■ Stated goal: Filter out everything except lines holding "xlabel".

■ Records shown:

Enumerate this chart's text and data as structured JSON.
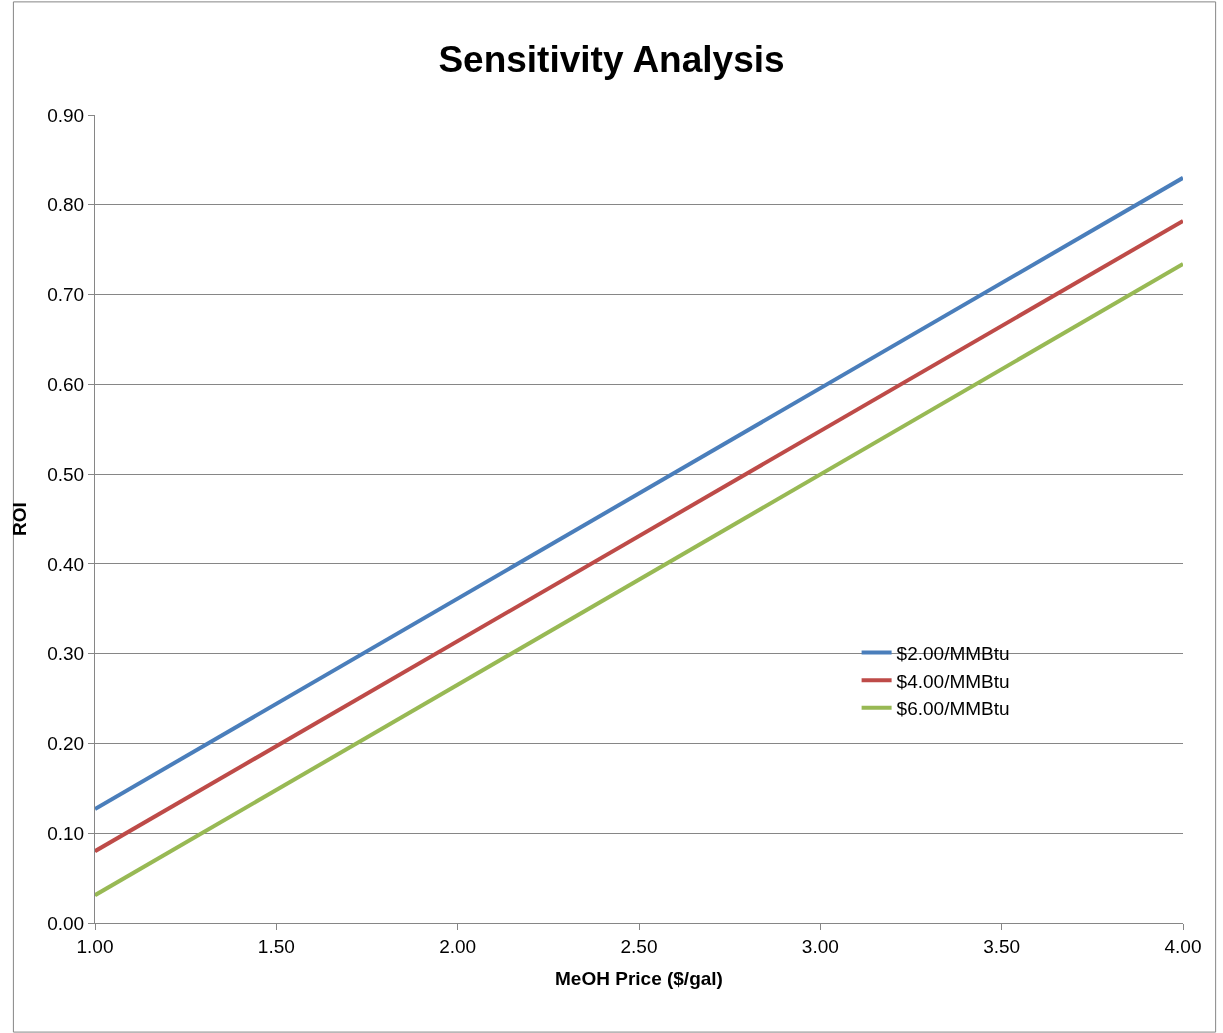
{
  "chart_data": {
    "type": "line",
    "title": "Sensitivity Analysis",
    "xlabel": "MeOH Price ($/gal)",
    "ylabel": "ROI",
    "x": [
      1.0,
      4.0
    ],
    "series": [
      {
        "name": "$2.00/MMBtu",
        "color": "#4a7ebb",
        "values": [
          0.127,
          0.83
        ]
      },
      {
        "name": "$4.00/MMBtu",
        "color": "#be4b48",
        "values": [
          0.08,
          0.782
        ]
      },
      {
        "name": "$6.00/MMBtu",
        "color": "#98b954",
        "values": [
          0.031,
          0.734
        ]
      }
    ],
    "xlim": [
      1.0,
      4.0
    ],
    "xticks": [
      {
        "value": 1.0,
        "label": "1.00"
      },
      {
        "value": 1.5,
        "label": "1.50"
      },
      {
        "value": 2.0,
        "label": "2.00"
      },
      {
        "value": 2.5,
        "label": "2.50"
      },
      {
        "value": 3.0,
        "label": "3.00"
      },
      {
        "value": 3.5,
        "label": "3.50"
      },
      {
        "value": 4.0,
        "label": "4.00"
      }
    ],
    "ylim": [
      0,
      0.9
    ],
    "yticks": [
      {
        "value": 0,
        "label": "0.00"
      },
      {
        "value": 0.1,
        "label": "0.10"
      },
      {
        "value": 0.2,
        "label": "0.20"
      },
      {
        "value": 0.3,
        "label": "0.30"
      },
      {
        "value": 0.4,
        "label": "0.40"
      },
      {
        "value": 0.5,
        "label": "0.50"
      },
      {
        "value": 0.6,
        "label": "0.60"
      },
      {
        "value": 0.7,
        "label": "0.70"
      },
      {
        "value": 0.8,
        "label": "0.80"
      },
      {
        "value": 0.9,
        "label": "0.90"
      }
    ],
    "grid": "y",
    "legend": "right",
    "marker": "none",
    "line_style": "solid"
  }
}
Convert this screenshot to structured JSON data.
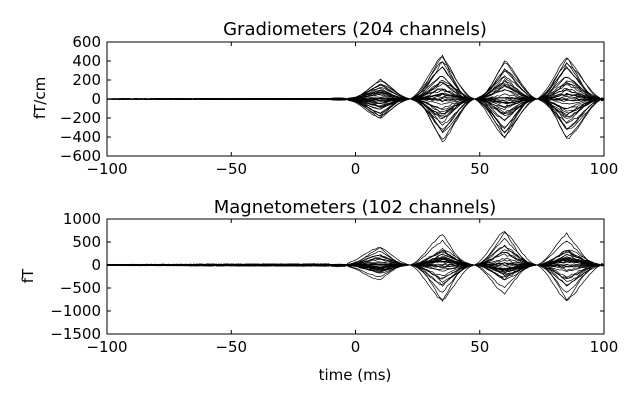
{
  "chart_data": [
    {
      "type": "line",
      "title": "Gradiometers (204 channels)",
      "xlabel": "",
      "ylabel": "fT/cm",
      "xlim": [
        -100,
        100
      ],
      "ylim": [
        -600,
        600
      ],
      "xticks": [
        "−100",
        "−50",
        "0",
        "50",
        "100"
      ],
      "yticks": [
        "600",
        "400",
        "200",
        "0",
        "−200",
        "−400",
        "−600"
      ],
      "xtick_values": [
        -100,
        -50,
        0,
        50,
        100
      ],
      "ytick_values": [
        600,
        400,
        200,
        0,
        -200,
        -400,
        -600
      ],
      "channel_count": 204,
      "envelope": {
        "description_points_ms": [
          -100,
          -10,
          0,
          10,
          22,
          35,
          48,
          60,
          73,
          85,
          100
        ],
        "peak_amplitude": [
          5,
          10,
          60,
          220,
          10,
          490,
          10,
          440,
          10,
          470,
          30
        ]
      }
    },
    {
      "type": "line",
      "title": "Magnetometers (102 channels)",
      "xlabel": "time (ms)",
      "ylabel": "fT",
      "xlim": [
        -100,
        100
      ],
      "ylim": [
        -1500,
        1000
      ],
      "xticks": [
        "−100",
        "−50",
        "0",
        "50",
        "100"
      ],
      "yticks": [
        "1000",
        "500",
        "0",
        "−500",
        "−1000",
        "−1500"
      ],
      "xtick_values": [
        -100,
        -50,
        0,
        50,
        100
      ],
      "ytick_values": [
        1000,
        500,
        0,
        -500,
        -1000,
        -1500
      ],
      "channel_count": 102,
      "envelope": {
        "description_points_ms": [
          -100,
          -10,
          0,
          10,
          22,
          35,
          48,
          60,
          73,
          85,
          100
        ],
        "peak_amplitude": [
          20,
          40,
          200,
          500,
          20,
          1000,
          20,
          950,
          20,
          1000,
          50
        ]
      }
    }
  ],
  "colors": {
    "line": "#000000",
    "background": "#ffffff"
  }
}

■ Reply:
    "xlabel": "MeOH Price ($/gal)",
      "xlabel": "",
      "xlabel": "time (ms)",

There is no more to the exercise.